* **What you have to do**
Return each line containing "DISTRICT".
start
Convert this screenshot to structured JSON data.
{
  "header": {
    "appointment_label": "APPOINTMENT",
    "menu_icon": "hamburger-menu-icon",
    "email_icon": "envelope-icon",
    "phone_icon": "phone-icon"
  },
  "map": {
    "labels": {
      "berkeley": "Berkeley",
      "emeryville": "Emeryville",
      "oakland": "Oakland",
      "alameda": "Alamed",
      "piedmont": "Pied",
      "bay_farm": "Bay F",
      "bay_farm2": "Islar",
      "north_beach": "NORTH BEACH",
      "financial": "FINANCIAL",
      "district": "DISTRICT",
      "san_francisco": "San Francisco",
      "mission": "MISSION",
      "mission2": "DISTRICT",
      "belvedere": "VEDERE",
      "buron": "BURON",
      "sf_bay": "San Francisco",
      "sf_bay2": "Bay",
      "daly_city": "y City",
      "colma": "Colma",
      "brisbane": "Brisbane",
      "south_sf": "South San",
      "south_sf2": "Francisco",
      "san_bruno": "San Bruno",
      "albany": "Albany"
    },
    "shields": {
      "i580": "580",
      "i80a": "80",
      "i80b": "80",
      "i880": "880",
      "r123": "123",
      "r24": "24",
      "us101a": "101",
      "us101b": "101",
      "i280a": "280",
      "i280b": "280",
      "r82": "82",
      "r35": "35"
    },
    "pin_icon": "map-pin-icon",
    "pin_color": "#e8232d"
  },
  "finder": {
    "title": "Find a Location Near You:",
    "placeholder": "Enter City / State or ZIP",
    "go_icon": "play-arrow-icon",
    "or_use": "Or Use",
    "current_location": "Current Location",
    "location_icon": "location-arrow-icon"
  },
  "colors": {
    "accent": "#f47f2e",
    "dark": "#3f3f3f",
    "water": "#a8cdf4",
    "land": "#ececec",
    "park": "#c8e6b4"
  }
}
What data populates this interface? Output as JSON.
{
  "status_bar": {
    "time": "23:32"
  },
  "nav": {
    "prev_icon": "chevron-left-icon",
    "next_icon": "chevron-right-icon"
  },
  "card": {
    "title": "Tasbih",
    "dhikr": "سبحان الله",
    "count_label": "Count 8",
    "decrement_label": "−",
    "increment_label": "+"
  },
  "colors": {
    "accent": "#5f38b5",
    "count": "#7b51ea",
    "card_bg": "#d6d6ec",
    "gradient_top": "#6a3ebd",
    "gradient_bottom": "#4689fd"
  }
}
end
* **The result**
      "district": "DISTRICT",
      "mission2": "DISTRICT",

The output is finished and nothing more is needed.